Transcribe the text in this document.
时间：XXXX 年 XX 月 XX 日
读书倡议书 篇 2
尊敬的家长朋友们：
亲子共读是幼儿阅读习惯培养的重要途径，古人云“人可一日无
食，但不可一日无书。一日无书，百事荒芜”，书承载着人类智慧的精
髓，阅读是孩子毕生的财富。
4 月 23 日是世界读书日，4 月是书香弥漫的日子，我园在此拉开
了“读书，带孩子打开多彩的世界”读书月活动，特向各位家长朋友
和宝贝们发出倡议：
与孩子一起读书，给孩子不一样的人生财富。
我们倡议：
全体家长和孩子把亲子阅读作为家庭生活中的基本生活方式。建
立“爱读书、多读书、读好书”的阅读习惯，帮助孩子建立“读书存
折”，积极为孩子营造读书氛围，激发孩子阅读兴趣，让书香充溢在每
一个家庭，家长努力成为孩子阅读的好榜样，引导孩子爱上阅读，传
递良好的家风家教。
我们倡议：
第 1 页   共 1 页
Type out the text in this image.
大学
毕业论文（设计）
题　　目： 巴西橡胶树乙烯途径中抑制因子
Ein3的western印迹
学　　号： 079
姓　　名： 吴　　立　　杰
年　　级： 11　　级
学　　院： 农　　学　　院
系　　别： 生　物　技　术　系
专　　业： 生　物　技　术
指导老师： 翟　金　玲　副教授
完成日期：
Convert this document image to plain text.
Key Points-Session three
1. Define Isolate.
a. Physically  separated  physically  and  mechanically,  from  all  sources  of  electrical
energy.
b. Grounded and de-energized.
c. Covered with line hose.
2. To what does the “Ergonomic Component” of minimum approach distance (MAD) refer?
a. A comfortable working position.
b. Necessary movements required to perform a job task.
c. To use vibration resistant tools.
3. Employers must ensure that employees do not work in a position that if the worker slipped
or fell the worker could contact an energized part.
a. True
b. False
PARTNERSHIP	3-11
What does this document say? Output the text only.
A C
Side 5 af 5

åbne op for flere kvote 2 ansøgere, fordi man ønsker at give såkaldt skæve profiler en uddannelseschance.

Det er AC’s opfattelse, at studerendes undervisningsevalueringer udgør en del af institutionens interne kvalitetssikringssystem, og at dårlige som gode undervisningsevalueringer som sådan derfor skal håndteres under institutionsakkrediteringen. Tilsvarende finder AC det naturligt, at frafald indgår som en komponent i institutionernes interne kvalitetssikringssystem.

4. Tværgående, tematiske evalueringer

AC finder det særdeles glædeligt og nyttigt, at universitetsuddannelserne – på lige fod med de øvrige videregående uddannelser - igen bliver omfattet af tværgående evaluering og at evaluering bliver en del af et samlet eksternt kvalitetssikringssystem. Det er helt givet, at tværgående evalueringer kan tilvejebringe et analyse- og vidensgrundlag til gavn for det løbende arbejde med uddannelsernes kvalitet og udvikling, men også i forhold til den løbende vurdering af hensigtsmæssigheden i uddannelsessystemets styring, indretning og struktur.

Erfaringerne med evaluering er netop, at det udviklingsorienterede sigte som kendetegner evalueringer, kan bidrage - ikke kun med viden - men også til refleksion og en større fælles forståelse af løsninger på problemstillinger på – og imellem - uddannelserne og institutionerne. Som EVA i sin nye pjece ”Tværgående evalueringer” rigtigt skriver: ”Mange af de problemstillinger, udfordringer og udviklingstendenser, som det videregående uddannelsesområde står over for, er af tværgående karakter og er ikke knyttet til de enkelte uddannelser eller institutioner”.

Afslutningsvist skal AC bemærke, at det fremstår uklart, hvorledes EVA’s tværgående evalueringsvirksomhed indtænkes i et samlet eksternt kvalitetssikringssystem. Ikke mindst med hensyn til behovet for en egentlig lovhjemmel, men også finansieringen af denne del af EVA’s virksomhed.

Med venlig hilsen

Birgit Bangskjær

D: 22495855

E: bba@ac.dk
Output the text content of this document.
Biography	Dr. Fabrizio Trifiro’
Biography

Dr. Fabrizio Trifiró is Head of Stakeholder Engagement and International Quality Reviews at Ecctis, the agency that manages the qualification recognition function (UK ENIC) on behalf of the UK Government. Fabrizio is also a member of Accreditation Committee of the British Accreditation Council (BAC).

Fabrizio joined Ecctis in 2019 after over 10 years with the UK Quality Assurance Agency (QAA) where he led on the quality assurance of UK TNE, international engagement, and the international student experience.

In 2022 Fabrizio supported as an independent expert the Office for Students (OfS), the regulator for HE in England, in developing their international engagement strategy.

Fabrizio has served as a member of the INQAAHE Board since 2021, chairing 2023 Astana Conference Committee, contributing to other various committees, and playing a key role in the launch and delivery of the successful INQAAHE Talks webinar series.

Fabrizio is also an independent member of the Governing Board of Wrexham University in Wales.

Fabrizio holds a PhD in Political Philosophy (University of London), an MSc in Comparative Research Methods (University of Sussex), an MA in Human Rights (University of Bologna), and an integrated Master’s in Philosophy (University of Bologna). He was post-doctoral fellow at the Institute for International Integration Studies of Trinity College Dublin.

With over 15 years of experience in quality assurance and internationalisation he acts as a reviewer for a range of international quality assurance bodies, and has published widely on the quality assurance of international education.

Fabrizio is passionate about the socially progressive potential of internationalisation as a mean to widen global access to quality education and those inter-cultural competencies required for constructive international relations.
#####
Transcribe the full listing above without leaving anything out.

Transcribe the text in this document.
时间：XXXX 年 XX 月 XX 日
读书倡议书 篇 2
尊敬的家长朋友们：
亲子共读是幼儿阅读习惯培养的重要途径，古人云“人可一日无
食，但不可一日无书。一日无书，百事荒芜”，书承载着人类智慧的精
髓，阅读是孩子毕生的财富。
4 月 23 日是世界读书日，4 月是书香弥漫的日子，我园在此拉开
了“读书，带孩子打开多彩的世界”读书月活动，特向各位家长朋友
和宝贝们发出倡议：
与孩子一起读书，给孩子不一样的人生财富。
我们倡议：
全体家长和孩子把亲子阅读作为家庭生活中的基本生活方式。建
立“爱读书、多读书、读好书”的阅读习惯，帮助孩子建立“读书存
折”，积极为孩子营造读书氛围，激发孩子阅读兴趣，让书香充溢在每
一个家庭，家长努力成为孩子阅读的好榜样，引导孩子爱上阅读，传
递良好的家风家教。
我们倡议：
第 1 页   共 1 页
Type out the text in this image.
大学
毕业论文（设计）
题　　目： 巴西橡胶树乙烯途径中抑制因子
Ein3的western印迹
学　　号： 079
姓　　名： 吴　　立　　杰
年　　级： 11　　级
学　　院： 农　　学　　院
系　　别： 生　物　技　术　系
专　　业： 生　物　技　术
指导老师： 翟　金　玲　副教授
完成日期：
Convert this document image to plain text.
Key Points-Session three
1. Define Isolate.
a. Physically  separated  physically  and  mechanically,  from  all  sources  of  electrical
energy.
b. Grounded and de-energized.
c. Covered with line hose.
2. To what does the “Ergonomic Component” of minimum approach distance (MAD) refer?
a. A comfortable working position.
b. Necessary movements required to perform a job task.
c. To use vibration resistant tools.
3. Employers must ensure that employees do not work in a position that if the worker slipped
or fell the worker could contact an energized part.
a. True
b. False
PARTNERSHIP	3-11
What does this document say? Output the text only.
A C
Side 5 af 5

åbne op for flere kvote 2 ansøgere, fordi man ønsker at give såkaldt skæve profiler en uddannelseschance.

Det er AC’s opfattelse, at studerendes undervisningsevalueringer udgør en del af institutionens interne kvalitetssikringssystem, og at dårlige som gode undervisningsevalueringer som sådan derfor skal håndteres under institutionsakkrediteringen. Tilsvarende finder AC det naturligt, at frafald indgår som en komponent i institutionernes interne kvalitetssikringssystem.

4. Tværgående, tematiske evalueringer

AC finder det særdeles glædeligt og nyttigt, at universitetsuddannelserne – på lige fod med de øvrige videregående uddannelser - igen bliver omfattet af tværgående evaluering og at evaluering bliver en del af et samlet eksternt kvalitetssikringssystem. Det er helt givet, at tværgående evalueringer kan tilvejebringe et analyse- og vidensgrundlag til gavn for det løbende arbejde med uddannelsernes kvalitet og udvikling, men også i forhold til den løbende vurdering af hensigtsmæssigheden i uddannelsessystemets styring, indretning og struktur.

Erfaringerne med evaluering er netop, at det udviklingsorienterede sigte som kendetegner evalueringer, kan bidrage - ikke kun med viden - men også til refleksion og en større fælles forståelse af løsninger på problemstillinger på – og imellem - uddannelserne og institutionerne. Som EVA i sin nye pjece ”Tværgående evalueringer” rigtigt skriver: ”Mange af de problemstillinger, udfordringer og udviklingstendenser, som det videregående uddannelsesområde står over for, er af tværgående karakter og er ikke knyttet til de enkelte uddannelser eller institutioner”.

Afslutningsvist skal AC bemærke, at det fremstår uklart, hvorledes EVA’s tværgående evalueringsvirksomhed indtænkes i et samlet eksternt kvalitetssikringssystem. Ikke mindst med hensyn til behovet for en egentlig lovhjemmel, men også finansieringen af denne del af EVA’s virksomhed.

Med venlig hilsen

Birgit Bangskjær

D: 22495855

E: bba@ac.dk
Output the text content of this document.
Biography	Dr. Fabrizio Trifiro’
Biography

Dr. Fabrizio Trifiró is Head of Stakeholder Engagement and International Quality Reviews at Ecctis, the agency that manages the qualification recognition function (UK ENIC) on behalf of the UK Government. Fabrizio is also a member of Accreditation Committee of the British Accreditation Council (BAC).

Fabrizio joined Ecctis in 2019 after over 10 years with the UK Quality Assurance Agency (QAA) where he led on the quality assurance of UK TNE, international engagement, and the international student experience.

In 2022 Fabrizio supported as an independent expert the Office for Students (OfS), the regulator for HE in England, in developing their international engagement strategy.

Fabrizio has served as a member of the INQAAHE Board since 2021, chairing 2023 Astana Conference Committee, contributing to other various committees, and playing a key role in the launch and delivery of the successful INQAAHE Talks webinar series.

Fabrizio is also an independent member of the Governing Board of Wrexham University in Wales.

Fabrizio holds a PhD in Political Philosophy (University of London), an MSc in Comparative Research Methods (University of Sussex), an MA in Human Rights (University of Bologna), and an integrated Master’s in Philosophy (University of Bologna). He was post-doctoral fellow at the Institute for International Integration Studies of Trinity College Dublin.

With over 15 years of experience in quality assurance and internationalisation he acts as a reviewer for a range of international quality assurance bodies, and has published widely on the quality assurance of international education.

Fabrizio is passionate about the socially progressive potential of internationalisation as a mean to widen global access to quality education and those inter-cultural competencies required for constructive international relations.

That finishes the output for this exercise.